--- Start of Supplied data ---
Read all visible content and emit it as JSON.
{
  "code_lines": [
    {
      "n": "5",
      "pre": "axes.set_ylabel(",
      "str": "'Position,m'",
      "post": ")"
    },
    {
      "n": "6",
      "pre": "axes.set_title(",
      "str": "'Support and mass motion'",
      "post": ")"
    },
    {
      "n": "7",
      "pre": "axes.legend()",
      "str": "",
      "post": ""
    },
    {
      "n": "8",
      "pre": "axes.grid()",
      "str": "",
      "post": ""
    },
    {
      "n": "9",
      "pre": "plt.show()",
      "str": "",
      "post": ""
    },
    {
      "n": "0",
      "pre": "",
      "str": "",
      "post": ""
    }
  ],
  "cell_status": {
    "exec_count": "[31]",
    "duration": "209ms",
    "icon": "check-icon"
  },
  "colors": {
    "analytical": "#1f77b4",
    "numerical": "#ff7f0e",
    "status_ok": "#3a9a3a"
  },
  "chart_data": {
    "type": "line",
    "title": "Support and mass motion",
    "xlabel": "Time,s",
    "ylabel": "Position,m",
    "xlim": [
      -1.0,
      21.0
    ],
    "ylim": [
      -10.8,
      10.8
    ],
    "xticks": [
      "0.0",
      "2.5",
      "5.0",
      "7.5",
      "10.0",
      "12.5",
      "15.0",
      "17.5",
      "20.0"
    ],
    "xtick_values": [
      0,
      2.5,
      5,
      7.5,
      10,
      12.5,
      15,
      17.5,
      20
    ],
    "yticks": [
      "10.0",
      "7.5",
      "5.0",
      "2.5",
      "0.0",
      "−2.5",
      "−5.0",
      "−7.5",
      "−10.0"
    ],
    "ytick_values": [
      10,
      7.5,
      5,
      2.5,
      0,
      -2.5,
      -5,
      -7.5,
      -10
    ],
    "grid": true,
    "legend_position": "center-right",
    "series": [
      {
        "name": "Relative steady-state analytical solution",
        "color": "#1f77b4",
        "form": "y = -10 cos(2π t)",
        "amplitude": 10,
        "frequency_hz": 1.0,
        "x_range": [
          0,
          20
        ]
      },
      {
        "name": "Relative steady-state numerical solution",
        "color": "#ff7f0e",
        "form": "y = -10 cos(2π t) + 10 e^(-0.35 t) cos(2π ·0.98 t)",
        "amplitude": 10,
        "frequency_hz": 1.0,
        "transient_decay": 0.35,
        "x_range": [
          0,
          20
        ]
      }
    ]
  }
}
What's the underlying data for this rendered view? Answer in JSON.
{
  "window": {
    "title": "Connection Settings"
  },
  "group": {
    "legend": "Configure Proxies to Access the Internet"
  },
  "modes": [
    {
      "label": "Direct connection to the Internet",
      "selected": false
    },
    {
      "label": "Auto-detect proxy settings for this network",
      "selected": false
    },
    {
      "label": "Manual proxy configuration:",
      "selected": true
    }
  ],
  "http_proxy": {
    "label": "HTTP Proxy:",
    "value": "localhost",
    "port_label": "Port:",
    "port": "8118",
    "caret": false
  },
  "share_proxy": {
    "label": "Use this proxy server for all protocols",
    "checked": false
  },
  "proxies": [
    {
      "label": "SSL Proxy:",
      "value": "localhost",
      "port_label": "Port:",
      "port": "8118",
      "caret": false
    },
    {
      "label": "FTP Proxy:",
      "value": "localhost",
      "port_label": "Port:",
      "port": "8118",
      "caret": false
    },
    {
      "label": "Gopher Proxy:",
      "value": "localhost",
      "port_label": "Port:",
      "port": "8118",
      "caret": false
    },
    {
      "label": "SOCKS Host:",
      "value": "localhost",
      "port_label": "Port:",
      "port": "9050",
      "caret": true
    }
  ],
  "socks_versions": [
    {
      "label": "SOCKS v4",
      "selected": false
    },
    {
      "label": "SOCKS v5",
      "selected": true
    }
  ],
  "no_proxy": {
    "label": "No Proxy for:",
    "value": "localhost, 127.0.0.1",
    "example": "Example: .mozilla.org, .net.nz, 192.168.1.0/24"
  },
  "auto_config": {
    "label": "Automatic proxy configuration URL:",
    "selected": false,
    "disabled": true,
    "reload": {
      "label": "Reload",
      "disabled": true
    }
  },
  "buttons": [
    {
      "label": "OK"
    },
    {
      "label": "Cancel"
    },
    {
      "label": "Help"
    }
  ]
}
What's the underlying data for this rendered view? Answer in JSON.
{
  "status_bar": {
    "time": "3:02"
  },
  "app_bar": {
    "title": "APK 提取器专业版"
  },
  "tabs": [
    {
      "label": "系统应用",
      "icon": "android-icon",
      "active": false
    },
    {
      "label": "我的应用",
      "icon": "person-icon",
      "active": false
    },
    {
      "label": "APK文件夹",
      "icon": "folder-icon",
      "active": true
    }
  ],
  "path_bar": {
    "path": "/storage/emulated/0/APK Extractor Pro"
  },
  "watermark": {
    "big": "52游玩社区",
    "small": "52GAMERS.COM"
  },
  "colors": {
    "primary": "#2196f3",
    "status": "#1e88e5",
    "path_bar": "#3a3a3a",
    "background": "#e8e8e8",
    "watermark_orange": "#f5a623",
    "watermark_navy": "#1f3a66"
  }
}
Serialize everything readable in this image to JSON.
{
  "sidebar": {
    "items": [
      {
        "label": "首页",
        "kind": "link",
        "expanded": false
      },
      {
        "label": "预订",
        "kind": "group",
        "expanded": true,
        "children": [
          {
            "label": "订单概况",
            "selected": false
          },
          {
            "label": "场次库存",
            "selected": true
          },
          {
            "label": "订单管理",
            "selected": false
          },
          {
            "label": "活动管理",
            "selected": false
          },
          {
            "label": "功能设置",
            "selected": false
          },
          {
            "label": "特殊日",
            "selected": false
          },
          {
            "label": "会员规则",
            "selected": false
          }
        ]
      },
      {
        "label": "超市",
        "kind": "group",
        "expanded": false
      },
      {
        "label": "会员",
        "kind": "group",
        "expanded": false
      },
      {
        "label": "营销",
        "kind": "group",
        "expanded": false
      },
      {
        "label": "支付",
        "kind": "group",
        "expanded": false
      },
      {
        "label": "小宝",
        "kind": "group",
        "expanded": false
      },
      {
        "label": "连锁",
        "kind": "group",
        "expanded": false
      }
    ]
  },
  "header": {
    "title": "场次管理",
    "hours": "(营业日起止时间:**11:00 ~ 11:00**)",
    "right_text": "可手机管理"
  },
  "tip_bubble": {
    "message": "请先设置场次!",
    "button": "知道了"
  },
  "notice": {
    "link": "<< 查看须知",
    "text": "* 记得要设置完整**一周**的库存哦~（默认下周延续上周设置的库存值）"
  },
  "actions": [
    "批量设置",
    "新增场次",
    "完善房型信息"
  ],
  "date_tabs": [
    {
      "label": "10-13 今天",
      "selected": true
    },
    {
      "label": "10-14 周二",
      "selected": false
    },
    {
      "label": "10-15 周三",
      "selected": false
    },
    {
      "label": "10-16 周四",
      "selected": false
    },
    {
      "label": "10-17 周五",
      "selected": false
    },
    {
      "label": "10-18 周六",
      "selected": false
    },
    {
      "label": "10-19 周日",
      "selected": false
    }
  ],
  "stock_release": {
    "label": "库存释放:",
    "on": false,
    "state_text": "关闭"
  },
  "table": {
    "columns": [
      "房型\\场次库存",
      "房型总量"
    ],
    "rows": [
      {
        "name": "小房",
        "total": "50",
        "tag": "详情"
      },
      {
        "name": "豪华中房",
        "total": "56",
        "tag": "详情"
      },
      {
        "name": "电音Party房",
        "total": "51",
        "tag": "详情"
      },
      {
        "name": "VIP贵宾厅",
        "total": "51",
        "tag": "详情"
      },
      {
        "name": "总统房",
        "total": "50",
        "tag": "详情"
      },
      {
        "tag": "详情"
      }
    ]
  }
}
--- End of Supplied data ---
▶ **The problem**:
Output the whole listing above again, word for word.

▶ **Result of this exercise**:
Read all visible content and emit it as JSON.
{
  "code_lines": [
    {
      "n": "5",
      "pre": "axes.set_ylabel(",
      "str": "'Position,m'",
      "post": ")"
    },
    {
      "n": "6",
      "pre": "axes.set_title(",
      "str": "'Support and mass motion'",
      "post": ")"
    },
    {
      "n": "7",
      "pre": "axes.legend()",
      "str": "",
      "post": ""
    },
    {
      "n": "8",
      "pre": "axes.grid()",
      "str": "",
      "post": ""
    },
    {
      "n": "9",
      "pre": "plt.show()",
      "str": "",
      "post": ""
    },
    {
      "n": "0",
      "pre": "",
      "str": "",
      "post": ""
    }
  ],
  "cell_status": {
    "exec_count": "[31]",
    "duration": "209ms",
    "icon": "check-icon"
  },
  "colors": {
    "analytical": "#1f77b4",
    "numerical": "#ff7f0e",
    "status_ok": "#3a9a3a"
  },
  "chart_data": {
    "type": "line",
    "title": "Support and mass motion",
    "xlabel": "Time,s",
    "ylabel": "Position,m",
    "xlim": [
      -1.0,
      21.0
    ],
    "ylim": [
      -10.8,
      10.8
    ],
    "xticks": [
      "0.0",
      "2.5",
      "5.0",
      "7.5",
      "10.0",
      "12.5",
      "15.0",
      "17.5",
      "20.0"
    ],
    "xtick_values": [
      0,
      2.5,
      5,
      7.5,
      10,
      12.5,
      15,
      17.5,
      20
    ],
    "yticks": [
      "10.0",
      "7.5",
      "5.0",
      "2.5",
      "0.0",
      "−2.5",
      "−5.0",
      "−7.5",
      "−10.0"
    ],
    "ytick_values": [
      10,
      7.5,
      5,
      2.5,
      0,
      -2.5,
      -5,
      -7.5,
      -10
    ],
    "grid": true,
    "legend_position": "center-right",
    "series": [
      {
        "name": "Relative steady-state analytical solution",
        "color": "#1f77b4",
        "form": "y = -10 cos(2π t)",
        "amplitude": 10,
        "frequency_hz": 1.0,
        "x_range": [
          0,
          20
        ]
      },
      {
        "name": "Relative steady-state numerical solution",
        "color": "#ff7f0e",
        "form": "y = -10 cos(2π t) + 10 e^(-0.35 t) cos(2π ·0.98 t)",
        "amplitude": 10,
        "frequency_hz": 1.0,
        "transient_decay": 0.35,
        "x_range": [
          0,
          20
        ]
      }
    ]
  }
}
What's the underlying data for this rendered view? Answer in JSON.
{
  "window": {
    "title": "Connection Settings"
  },
  "group": {
    "legend": "Configure Proxies to Access the Internet"
  },
  "modes": [
    {
      "label": "Direct connection to the Internet",
      "selected": false
    },
    {
      "label": "Auto-detect proxy settings for this network",
      "selected": false
    },
    {
      "label": "Manual proxy configuration:",
      "selected": true
    }
  ],
  "http_proxy": {
    "label": "HTTP Proxy:",
    "value": "localhost",
    "port_label": "Port:",
    "port": "8118",
    "caret": false
  },
  "share_proxy": {
    "label": "Use this proxy server for all protocols",
    "checked": false
  },
  "proxies": [
    {
      "label": "SSL Proxy:",
      "value": "localhost",
      "port_label": "Port:",
      "port": "8118",
      "caret": false
    },
    {
      "label": "FTP Proxy:",
      "value": "localhost",
      "port_label": "Port:",
      "port": "8118",
      "caret": false
    },
    {
      "label": "Gopher Proxy:",
      "value": "localhost",
      "port_label": "Port:",
      "port": "8118",
      "caret": false
    },
    {
      "label": "SOCKS Host:",
      "value": "localhost",
      "port_label": "Port:",
      "port": "9050",
      "caret": true
    }
  ],
  "socks_versions": [
    {
      "label": "SOCKS v4",
      "selected": false
    },
    {
      "label": "SOCKS v5",
      "selected": true
    }
  ],
  "no_proxy": {
    "label": "No Proxy for:",
    "value": "localhost, 127.0.0.1",
    "example": "Example: .mozilla.org, .net.nz, 192.168.1.0/24"
  },
  "auto_config": {
    "label": "Automatic proxy configuration URL:",
    "selected": false,
    "disabled": true,
    "reload": {
      "label": "Reload",
      "disabled": true
    }
  },
  "buttons": [
    {
      "label": "OK"
    },
    {
      "label": "Cancel"
    },
    {
      "label": "Help"
    }
  ]
}
What's the underlying data for this rendered view? Answer in JSON.
{
  "status_bar": {
    "time": "3:02"
  },
  "app_bar": {
    "title": "APK 提取器专业版"
  },
  "tabs": [
    {
      "label": "系统应用",
      "icon": "android-icon",
      "active": false
    },
    {
      "label": "我的应用",
      "icon": "person-icon",
      "active": false
    },
    {
      "label": "APK文件夹",
      "icon": "folder-icon",
      "active": true
    }
  ],
  "path_bar": {
    "path": "/storage/emulated/0/APK Extractor Pro"
  },
  "watermark": {
    "big": "52游玩社区",
    "small": "52GAMERS.COM"
  },
  "colors": {
    "primary": "#2196f3",
    "status": "#1e88e5",
    "path_bar": "#3a3a3a",
    "background": "#e8e8e8",
    "watermark_orange": "#f5a623",
    "watermark_navy": "#1f3a66"
  }
}
Serialize everything readable in this image to JSON.
{
  "sidebar": {
    "items": [
      {
        "label": "首页",
        "kind": "link",
        "expanded": false
      },
      {
        "label": "预订",
        "kind": "group",
        "expanded": true,
        "children": [
          {
            "label": "订单概况",
            "selected": false
          },
          {
            "label": "场次库存",
            "selected": true
          },
          {
            "label": "订单管理",
            "selected": false
          },
          {
            "label": "活动管理",
            "selected": false
          },
          {
            "label": "功能设置",
            "selected": false
          },
          {
            "label": "特殊日",
            "selected": false
          },
          {
            "label": "会员规则",
            "selected": false
          }
        ]
      },
      {
        "label": "超市",
        "kind": "group",
        "expanded": false
      },
      {
        "label": "会员",
        "kind": "group",
        "expanded": false
      },
      {
        "label": "营销",
        "kind": "group",
        "expanded": false
      },
      {
        "label": "支付",
        "kind": "group",
        "expanded": false
      },
      {
        "label": "小宝",
        "kind": "group",
        "expanded": false
      },
      {
        "label": "连锁",
        "kind": "group",
        "expanded": false
      }
    ]
  },
  "header": {
    "title": "场次管理",
    "hours": "(营业日起止时间:**11:00 ~ 11:00**)",
    "right_text": "可手机管理"
  },
  "tip_bubble": {
    "message": "请先设置场次!",
    "button": "知道了"
  },
  "notice": {
    "link": "<< 查看须知",
    "text": "* 记得要设置完整**一周**的库存哦~（默认下周延续上周设置的库存值）"
  },
  "actions": [
    "批量设置",
    "新增场次",
    "完善房型信息"
  ],
  "date_tabs": [
    {
      "label": "10-13 今天",
      "selected": true
    },
    {
      "label": "10-14 周二",
      "selected": false
    },
    {
      "label": "10-15 周三",
      "selected": false
    },
    {
      "label": "10-16 周四",
      "selected": false
    },
    {
      "label": "10-17 周五",
      "selected": false
    },
    {
      "label": "10-18 周六",
      "selected": false
    },
    {
      "label": "10-19 周日",
      "selected": false
    }
  ],
  "stock_release": {
    "label": "库存释放:",
    "on": false,
    "state_text": "关闭"
  },
  "table": {
    "columns": [
      "房型\\场次库存",
      "房型总量"
    ],
    "rows": [
      {
        "name": "小房",
        "total": "50",
        "tag": "详情"
      },
      {
        "name": "豪华中房",
        "total": "56",
        "tag": "详情"
      },
      {
        "name": "电音Party房",
        "total": "51",
        "tag": "详情"
      },
      {
        "name": "VIP贵宾厅",
        "total": "51",
        "tag": "详情"
      },
      {
        "name": "总统房",
        "total": "50",
        "tag": "详情"
      },
      {
        "tag": "详情"
      }
    ]
  }
}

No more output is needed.